EXERCISE INPUTS:

- - -

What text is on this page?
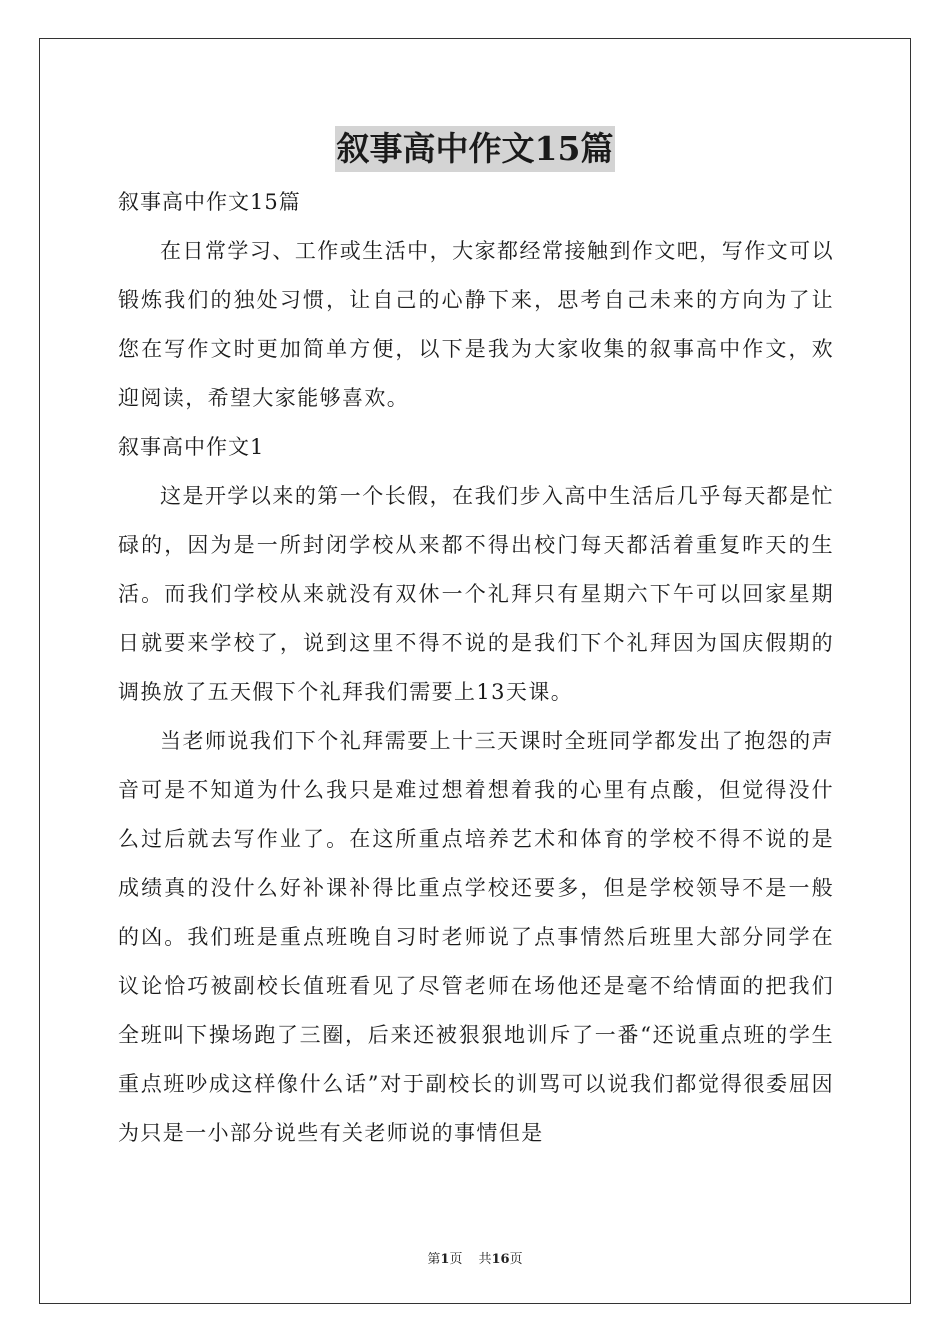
叙事高中作文15篇

叙事高中作文15篇

在日常学习、工作或生活中，大家都经常接触到作文吧，写作文可以锻炼我们的独处习惯，让自己的心静下来，思考自己未来的方向为了让您在写作文时更加简单方便，以下是我为大家收集的叙事高中作文，欢迎阅读，希望大家能够喜欢。

叙事高中作文1

这是开学以来的第一个长假，在我们步入高中生活后几乎每天都是忙碌的，因为是一所封闭学校从来都不得出校门每天都活着重复昨天的生活。而我们学校从来就没有双休一个礼拜只有星期六下午可以回家星期日就要来学校了，说到这里不得不说的是我们下个礼拜因为国庆假期的调换放了五天假下个礼拜我们需要上13天课。

当老师说我们下个礼拜需要上十三天课时全班同学都发出了抱怨的声音可是不知道为什么我只是难过想着想着我的心里有点酸，但觉得没什么过后就去写作业了。在这所重点培养艺术和体育的学校不得不说的是成绩真的没什么好补课补得比重点学校还要多，但是学校领导不是一般的凶。我们班是重点班晚自习时老师说了点事情然后班里大部分同学在议论恰巧被副校长值班看见了尽管老师在场他还是毫不给情面的把我们全班叫下操场跑了三圈，后来还被狠狠地训斥了一番“还说重点班的学生重点班吵成这样像什么话”对于副校长的训骂可以说我们都觉得很委屈因为只是一小部分说些有关老师说的事情但是

第1页 共16页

- - -

WORK TO COMPLETE:
Print each entry shown above with exact wording and no pictures.

OUTPUT OF THE TASK:
What text is on this page?
叙事高中作文15篇

叙事高中作文15篇

在日常学习、工作或生活中，大家都经常接触到作文吧，写作文可以锻炼我们的独处习惯，让自己的心静下来，思考自己未来的方向为了让您在写作文时更加简单方便，以下是我为大家收集的叙事高中作文，欢迎阅读，希望大家能够喜欢。

叙事高中作文1

这是开学以来的第一个长假，在我们步入高中生活后几乎每天都是忙碌的，因为是一所封闭学校从来都不得出校门每天都活着重复昨天的生活。而我们学校从来就没有双休一个礼拜只有星期六下午可以回家星期日就要来学校了，说到这里不得不说的是我们下个礼拜因为国庆假期的调换放了五天假下个礼拜我们需要上13天课。

当老师说我们下个礼拜需要上十三天课时全班同学都发出了抱怨的声音可是不知道为什么我只是难过想着想着我的心里有点酸，但觉得没什么过后就去写作业了。在这所重点培养艺术和体育的学校不得不说的是成绩真的没什么好补课补得比重点学校还要多，但是学校领导不是一般的凶。我们班是重点班晚自习时老师说了点事情然后班里大部分同学在议论恰巧被副校长值班看见了尽管老师在场他还是毫不给情面的把我们全班叫下操场跑了三圈，后来还被狠狠地训斥了一番“还说重点班的学生重点班吵成这样像什么话”对于副校长的训骂可以说我们都觉得很委屈因为只是一小部分说些有关老师说的事情但是

第1页 共16页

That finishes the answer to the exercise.